** Start of DATA **

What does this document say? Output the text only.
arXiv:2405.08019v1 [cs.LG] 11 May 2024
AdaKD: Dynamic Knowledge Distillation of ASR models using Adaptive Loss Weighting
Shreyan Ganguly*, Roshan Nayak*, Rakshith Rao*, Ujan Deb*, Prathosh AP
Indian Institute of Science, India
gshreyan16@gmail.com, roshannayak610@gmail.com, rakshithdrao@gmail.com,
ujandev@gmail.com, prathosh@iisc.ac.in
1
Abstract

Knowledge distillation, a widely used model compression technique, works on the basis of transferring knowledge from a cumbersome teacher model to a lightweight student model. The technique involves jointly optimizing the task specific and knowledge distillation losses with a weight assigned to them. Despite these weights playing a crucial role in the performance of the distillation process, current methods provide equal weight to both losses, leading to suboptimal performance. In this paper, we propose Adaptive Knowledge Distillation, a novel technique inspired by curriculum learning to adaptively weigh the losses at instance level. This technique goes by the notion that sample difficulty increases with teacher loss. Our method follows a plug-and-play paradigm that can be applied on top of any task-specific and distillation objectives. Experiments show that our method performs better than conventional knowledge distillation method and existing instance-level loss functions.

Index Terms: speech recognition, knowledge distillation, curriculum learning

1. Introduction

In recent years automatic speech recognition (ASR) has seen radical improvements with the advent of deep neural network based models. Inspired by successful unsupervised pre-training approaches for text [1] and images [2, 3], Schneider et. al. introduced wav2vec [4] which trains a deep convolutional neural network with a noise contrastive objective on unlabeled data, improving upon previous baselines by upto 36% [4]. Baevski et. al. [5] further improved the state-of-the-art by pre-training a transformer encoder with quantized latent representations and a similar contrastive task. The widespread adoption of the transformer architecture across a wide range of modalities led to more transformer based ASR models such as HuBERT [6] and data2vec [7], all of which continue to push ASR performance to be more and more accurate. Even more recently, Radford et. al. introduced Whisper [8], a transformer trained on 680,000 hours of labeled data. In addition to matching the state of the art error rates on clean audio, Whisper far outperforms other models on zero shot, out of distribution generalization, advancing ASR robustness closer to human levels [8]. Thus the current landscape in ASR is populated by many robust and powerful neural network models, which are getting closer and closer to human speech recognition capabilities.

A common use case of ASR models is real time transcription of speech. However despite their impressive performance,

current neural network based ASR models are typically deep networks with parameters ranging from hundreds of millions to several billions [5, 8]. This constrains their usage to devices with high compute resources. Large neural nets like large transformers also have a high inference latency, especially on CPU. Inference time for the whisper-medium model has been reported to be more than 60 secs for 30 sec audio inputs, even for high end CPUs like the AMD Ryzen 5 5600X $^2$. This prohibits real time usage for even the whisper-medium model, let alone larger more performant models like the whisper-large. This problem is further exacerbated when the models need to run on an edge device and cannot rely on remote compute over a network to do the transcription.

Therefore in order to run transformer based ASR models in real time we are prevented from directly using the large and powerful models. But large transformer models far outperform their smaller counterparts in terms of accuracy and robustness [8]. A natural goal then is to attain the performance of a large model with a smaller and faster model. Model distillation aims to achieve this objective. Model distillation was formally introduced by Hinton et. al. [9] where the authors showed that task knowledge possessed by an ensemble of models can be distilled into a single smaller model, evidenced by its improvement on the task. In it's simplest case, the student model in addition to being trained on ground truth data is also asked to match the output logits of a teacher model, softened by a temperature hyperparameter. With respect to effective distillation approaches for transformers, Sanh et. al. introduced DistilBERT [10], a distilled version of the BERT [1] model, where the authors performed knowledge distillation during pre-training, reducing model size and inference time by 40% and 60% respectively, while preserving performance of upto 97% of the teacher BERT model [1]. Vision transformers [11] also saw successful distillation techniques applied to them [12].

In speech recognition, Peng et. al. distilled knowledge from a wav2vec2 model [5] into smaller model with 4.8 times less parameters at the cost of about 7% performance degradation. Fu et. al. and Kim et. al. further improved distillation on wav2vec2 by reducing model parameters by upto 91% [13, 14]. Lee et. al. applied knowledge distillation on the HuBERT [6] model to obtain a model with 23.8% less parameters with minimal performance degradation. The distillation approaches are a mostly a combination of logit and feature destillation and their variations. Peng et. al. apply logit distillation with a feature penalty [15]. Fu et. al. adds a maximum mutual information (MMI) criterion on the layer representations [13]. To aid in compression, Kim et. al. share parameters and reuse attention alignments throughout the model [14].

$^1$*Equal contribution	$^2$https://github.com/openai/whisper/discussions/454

** End of DATA **

Copy every line exactly. Leave nothing out.

__TASK SOLUTION__:
What does this document say? Output the text only.
arXiv:2405.08019v1 [cs.LG] 11 May 2024
AdaKD: Dynamic Knowledge Distillation of ASR models using Adaptive Loss Weighting
Shreyan Ganguly*, Roshan Nayak*, Rakshith Rao*, Ujan Deb*, Prathosh AP
Indian Institute of Science, India
gshreyan16@gmail.com, roshannayak610@gmail.com, rakshithdrao@gmail.com,
ujandev@gmail.com, prathosh@iisc.ac.in
1
Abstract

Knowledge distillation, a widely used model compression technique, works on the basis of transferring knowledge from a cumbersome teacher model to a lightweight student model. The technique involves jointly optimizing the task specific and knowledge distillation losses with a weight assigned to them. Despite these weights playing a crucial role in the performance of the distillation process, current methods provide equal weight to both losses, leading to suboptimal performance. In this paper, we propose Adaptive Knowledge Distillation, a novel technique inspired by curriculum learning to adaptively weigh the losses at instance level. This technique goes by the notion that sample difficulty increases with teacher loss. Our method follows a plug-and-play paradigm that can be applied on top of any task-specific and distillation objectives. Experiments show that our method performs better than conventional knowledge distillation method and existing instance-level loss functions.

Index Terms: speech recognition, knowledge distillation, curriculum learning

1. Introduction

In recent years automatic speech recognition (ASR) has seen radical improvements with the advent of deep neural network based models. Inspired by successful unsupervised pre-training approaches for text [1] and images [2, 3], Schneider et. al. introduced wav2vec [4] which trains a deep convolutional neural network with a noise contrastive objective on unlabeled data, improving upon previous baselines by upto 36% [4]. Baevski et. al. [5] further improved the state-of-the-art by pre-training a transformer encoder with quantized latent representations and a similar contrastive task. The widespread adoption of the transformer architecture across a wide range of modalities led to more transformer based ASR models such as HuBERT [6] and data2vec [7], all of which continue to push ASR performance to be more and more accurate. Even more recently, Radford et. al. introduced Whisper [8], a transformer trained on 680,000 hours of labeled data. In addition to matching the state of the art error rates on clean audio, Whisper far outperforms other models on zero shot, out of distribution generalization, advancing ASR robustness closer to human levels [8]. Thus the current landscape in ASR is populated by many robust and powerful neural network models, which are getting closer and closer to human speech recognition capabilities.

A common use case of ASR models is real time transcription of speech. However despite their impressive performance,

current neural network based ASR models are typically deep networks with parameters ranging from hundreds of millions to several billions [5, 8]. This constrains their usage to devices with high compute resources. Large neural nets like large transformers also have a high inference latency, especially on CPU. Inference time for the whisper-medium model has been reported to be more than 60 secs for 30 sec audio inputs, even for high end CPUs like the AMD Ryzen 5 5600X $^2$. This prohibits real time usage for even the whisper-medium model, let alone larger more performant models like the whisper-large. This problem is further exacerbated when the models need to run on an edge device and cannot rely on remote compute over a network to do the transcription.

Therefore in order to run transformer based ASR models in real time we are prevented from directly using the large and powerful models. But large transformer models far outperform their smaller counterparts in terms of accuracy and robustness [8]. A natural goal then is to attain the performance of a large model with a smaller and faster model. Model distillation aims to achieve this objective. Model distillation was formally introduced by Hinton et. al. [9] where the authors showed that task knowledge possessed by an ensemble of models can be distilled into a single smaller model, evidenced by its improvement on the task. In it's simplest case, the student model in addition to being trained on ground truth data is also asked to match the output logits of a teacher model, softened by a temperature hyperparameter. With respect to effective distillation approaches for transformers, Sanh et. al. introduced DistilBERT [10], a distilled version of the BERT [1] model, where the authors performed knowledge distillation during pre-training, reducing model size and inference time by 40% and 60% respectively, while preserving performance of upto 97% of the teacher BERT model [1]. Vision transformers [11] also saw successful distillation techniques applied to them [12].

In speech recognition, Peng et. al. distilled knowledge from a wav2vec2 model [5] into smaller model with 4.8 times less parameters at the cost of about 7% performance degradation. Fu et. al. and Kim et. al. further improved distillation on wav2vec2 by reducing model parameters by upto 91% [13, 14]. Lee et. al. applied knowledge distillation on the HuBERT [6] model to obtain a model with 23.8% less parameters with minimal performance degradation. The distillation approaches are a mostly a combination of logit and feature destillation and their variations. Peng et. al. apply logit distillation with a feature penalty [15]. Fu et. al. adds a maximum mutual information (MMI) criterion on the layer representations [13]. To aid in compression, Kim et. al. share parameters and reuse attention alignments throughout the model [14].

$^1$*Equal contribution	$^2$https://github.com/openai/whisper/discussions/454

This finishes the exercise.